_TAREFA 1:_
Responda com base no trecho:
(a) Como o trecho define a inversão da curva de juros?
(b) Qual é a perspectiva de crescimento do PIB dos EUA em 2023?
(c) Qual é a taxa neutra do segundo trimestre de 2023 segundo a estimativa oficial do New York Fed?
_TAREFA 2:_ Quais diferenças de yields o trecho aponta como medidas que corroboram a inversão da curva de juros?

_TRECHO DO TEXTO:_
= = = = = = =

Fed: credibilidade versus recessão
Por Vitoria Saddi
No meu artigo anterior, procurei explicar que a recente inversão da curva de juros dos Estados Unidos é um argumento relevante que atuou como precursor dos períodos recessivos anteriores naquele país. Vale lembrar que a inversão da curva de juros — quando a taxa dos títulos de curto prazo excede a taxa dos títulos de longo prazo — é ocorrência rara. Levantei a hipótese de que talvez o Fed tenha interrompido o ciclo de alta como resposta à tal inversão.
Ou seja, se a curva invertida sinaliza recessão, a autoridade monetária poderia parar de subir juros e, mesmo assim, haveria desaceleração do crescimento e queda dos preços. Desta vez, discuto as razões da possível retomada da contração monetária que deve ocorrer a partir da próxima reunião do Fed, no fim do mês, e as implicações para a curva de juros.
Em tempos normais, as taxas longas devem ser maiores do que as curtas. Quando isso não ocorre, a curva de juros fica invertida. Para a curva passar de inclinação negativa para positiva é preciso que o Fed reduza os juros (nos EUA, Fed Funds Rate). Tal movimento ocorre se houver recessão na economia e a autoridade monetária decidir baixar as taxas curtas. Desde outubro de 2022, a inversão da curva vem sendo vista como precursor de recessão. Entretanto, o problema é que os dados não corroboram tal fato. O desemprego continua baixo, a inflação muito acima da meta implícita de 2%, e o PIB com perspectiva de crescimento de 2,5% em 2023.
A inversão da curva é fato inquestionável, pois é baseada nos spreads. Assim, se usarmos a diferença de yields do título de dez anos menos o de dois anos, ou de dez anos menos o de três meses, ou de dez anos menos a taxa Fed Funds, todas irão corroborar a inversão da curva de juros. Outro ponto é a taxa neutra. Ela é uma taxa de equilíbrio, pois não gera nem crescimento nem recessão. Tal taxa é objeto de debate, já que não é um dado observado. Ao contrário. Deve ser estimada levando em conta fatores estruturais da economia. Nos EUA, a estimativa oficial é do New York Fed, e a taxa neutra do segundo trimestre de 2023 é de 1,14%. Assim, para que a economia de fato entre num cenário recessivo seria preciso que a taxa real de juros de dez anos fosse superior à taxa neutra.

= = = = = = =

_MATERIAL:_
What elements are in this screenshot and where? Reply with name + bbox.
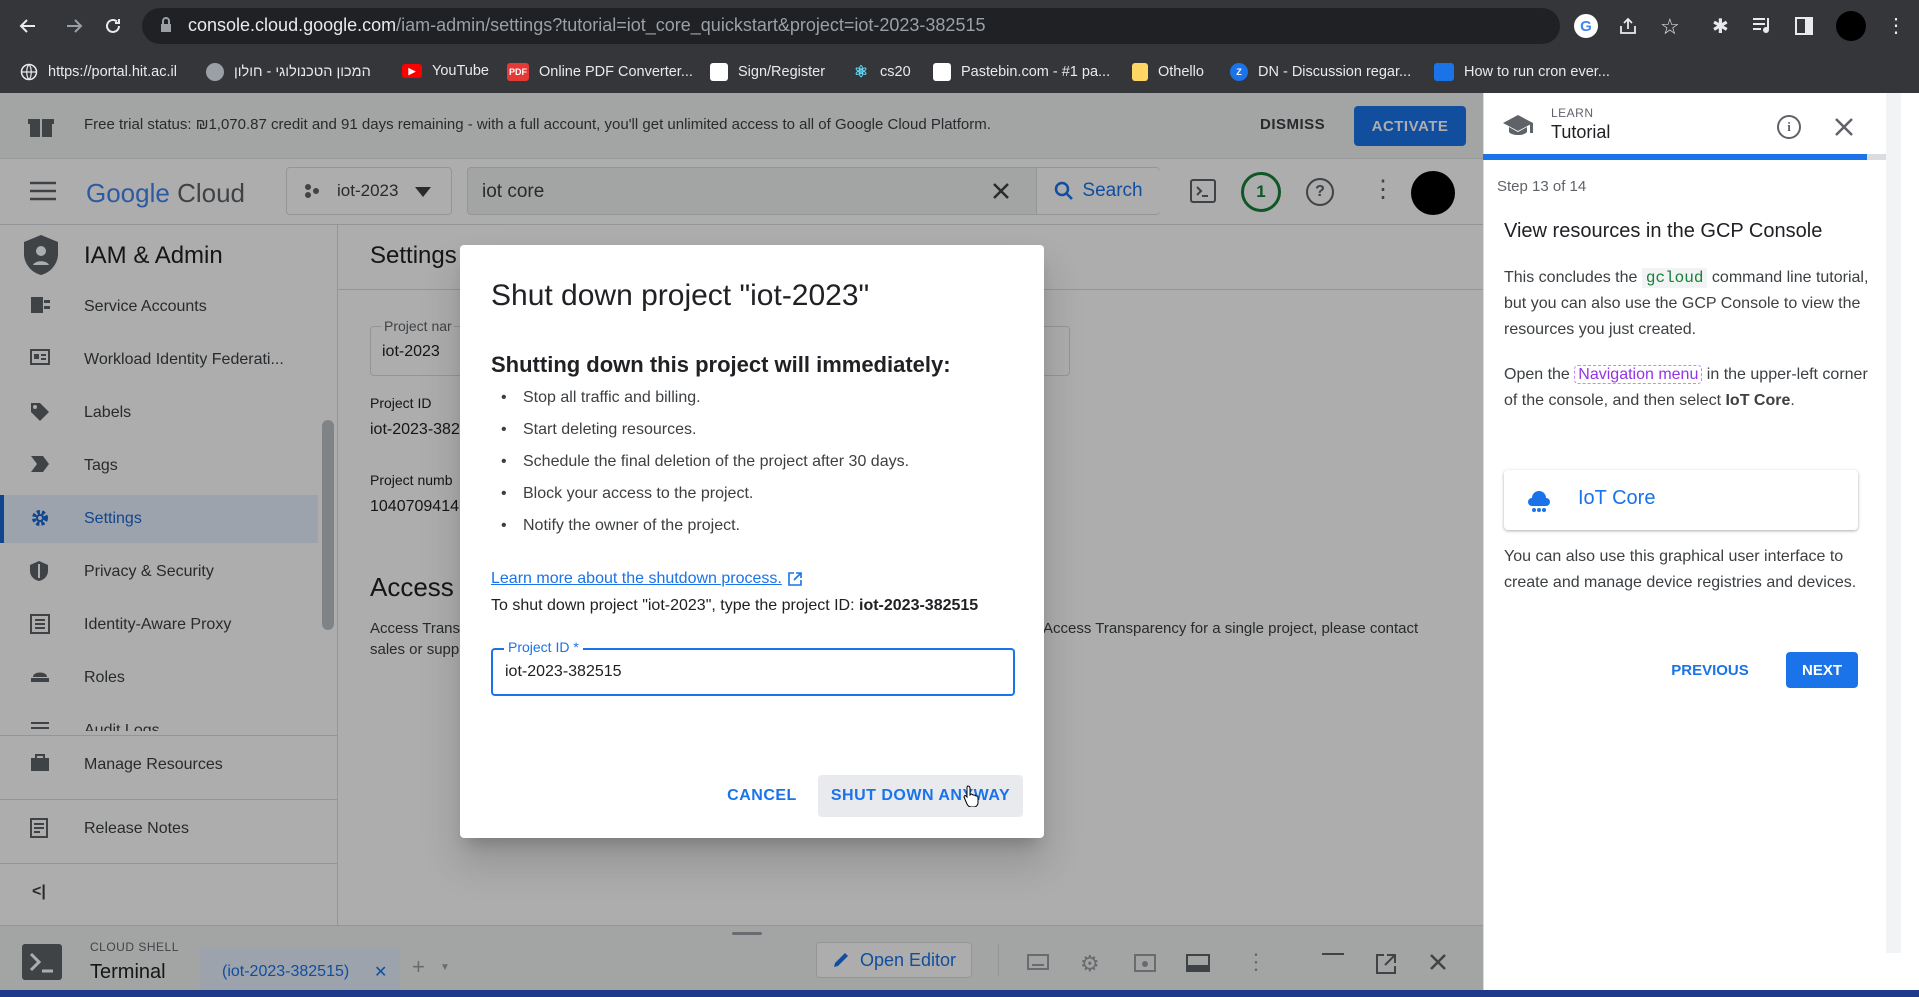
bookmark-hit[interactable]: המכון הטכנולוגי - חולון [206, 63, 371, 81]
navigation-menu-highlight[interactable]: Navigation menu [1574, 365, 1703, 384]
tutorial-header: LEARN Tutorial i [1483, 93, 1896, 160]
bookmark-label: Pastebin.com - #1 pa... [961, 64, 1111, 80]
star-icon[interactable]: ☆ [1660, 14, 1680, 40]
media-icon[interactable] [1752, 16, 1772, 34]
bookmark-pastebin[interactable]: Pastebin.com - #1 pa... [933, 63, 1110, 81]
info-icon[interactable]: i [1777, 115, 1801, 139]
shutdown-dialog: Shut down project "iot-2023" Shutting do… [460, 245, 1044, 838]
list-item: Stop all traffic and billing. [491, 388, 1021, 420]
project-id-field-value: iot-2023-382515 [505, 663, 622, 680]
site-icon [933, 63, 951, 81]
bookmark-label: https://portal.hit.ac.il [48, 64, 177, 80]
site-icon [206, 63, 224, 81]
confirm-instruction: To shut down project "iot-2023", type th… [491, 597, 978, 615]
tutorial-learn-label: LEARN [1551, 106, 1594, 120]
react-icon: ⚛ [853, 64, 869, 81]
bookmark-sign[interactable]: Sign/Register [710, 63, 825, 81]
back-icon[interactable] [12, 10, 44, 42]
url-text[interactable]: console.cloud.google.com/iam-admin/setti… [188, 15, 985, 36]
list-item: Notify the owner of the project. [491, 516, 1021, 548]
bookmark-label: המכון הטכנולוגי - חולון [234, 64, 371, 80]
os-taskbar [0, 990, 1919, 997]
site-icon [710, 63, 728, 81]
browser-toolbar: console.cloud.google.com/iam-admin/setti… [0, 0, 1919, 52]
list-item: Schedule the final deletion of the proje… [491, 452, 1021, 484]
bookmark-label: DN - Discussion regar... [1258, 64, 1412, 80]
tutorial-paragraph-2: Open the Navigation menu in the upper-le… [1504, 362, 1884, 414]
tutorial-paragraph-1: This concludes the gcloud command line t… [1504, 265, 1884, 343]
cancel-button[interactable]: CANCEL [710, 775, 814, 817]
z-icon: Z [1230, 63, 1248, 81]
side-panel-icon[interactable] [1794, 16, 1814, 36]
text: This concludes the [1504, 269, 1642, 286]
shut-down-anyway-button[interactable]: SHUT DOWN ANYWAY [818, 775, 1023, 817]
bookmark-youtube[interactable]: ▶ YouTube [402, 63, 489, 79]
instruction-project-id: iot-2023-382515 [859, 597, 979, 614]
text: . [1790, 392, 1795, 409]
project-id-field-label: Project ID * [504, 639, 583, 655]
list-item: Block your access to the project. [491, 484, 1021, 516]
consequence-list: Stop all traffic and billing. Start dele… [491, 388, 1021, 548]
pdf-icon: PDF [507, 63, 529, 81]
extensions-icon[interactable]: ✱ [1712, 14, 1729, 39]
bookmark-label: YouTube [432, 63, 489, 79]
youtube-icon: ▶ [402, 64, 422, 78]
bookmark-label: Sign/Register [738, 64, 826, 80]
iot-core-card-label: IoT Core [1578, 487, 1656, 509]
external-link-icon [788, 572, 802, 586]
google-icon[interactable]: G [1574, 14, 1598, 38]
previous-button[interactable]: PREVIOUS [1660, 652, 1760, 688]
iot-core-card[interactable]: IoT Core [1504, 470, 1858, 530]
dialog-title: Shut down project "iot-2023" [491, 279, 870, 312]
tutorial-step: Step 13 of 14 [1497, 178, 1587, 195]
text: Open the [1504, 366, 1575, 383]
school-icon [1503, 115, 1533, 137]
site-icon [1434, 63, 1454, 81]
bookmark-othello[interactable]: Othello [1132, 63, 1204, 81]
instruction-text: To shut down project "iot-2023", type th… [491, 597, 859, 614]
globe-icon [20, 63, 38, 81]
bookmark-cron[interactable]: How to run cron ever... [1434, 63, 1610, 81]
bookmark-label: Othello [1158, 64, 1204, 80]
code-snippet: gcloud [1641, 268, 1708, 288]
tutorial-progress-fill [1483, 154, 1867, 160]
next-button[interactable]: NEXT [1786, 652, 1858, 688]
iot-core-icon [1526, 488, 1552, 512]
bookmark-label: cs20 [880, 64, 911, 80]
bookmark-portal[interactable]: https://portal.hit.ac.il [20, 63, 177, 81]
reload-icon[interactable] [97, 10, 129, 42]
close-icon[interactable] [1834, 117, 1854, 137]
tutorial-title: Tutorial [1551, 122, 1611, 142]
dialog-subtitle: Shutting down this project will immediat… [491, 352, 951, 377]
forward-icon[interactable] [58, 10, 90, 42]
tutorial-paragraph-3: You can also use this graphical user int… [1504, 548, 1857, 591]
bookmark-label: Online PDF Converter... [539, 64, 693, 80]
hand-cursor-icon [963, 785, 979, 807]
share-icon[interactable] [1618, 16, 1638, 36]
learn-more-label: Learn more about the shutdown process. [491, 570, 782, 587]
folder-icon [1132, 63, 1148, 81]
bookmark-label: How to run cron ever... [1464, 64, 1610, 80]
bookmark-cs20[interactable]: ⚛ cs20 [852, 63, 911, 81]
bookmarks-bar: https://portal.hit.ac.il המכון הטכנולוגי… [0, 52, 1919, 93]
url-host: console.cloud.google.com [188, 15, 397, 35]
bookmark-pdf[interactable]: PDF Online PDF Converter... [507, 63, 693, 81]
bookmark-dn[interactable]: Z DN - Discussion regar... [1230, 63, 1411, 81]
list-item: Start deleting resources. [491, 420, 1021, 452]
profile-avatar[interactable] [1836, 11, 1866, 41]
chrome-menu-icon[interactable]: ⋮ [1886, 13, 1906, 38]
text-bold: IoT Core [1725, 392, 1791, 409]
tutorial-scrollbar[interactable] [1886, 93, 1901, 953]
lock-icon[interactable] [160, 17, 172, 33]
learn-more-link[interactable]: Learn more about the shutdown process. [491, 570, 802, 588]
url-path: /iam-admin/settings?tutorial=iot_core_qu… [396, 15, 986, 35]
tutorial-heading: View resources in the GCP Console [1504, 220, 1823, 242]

= = = = = = =

_RESULTADO FINAL 1:_
(a) É quando a taxa dos títulos de curto prazo excede a taxa dos títulos de longo prazo.
(b) 2,5%.
(c) 1,14%.

_RESULTADO FINAL 2:_
- Título de dez anos menos o de dois anos
- Título de dez anos menos o de três meses
- Título de dez anos menos a taxa Fed Funds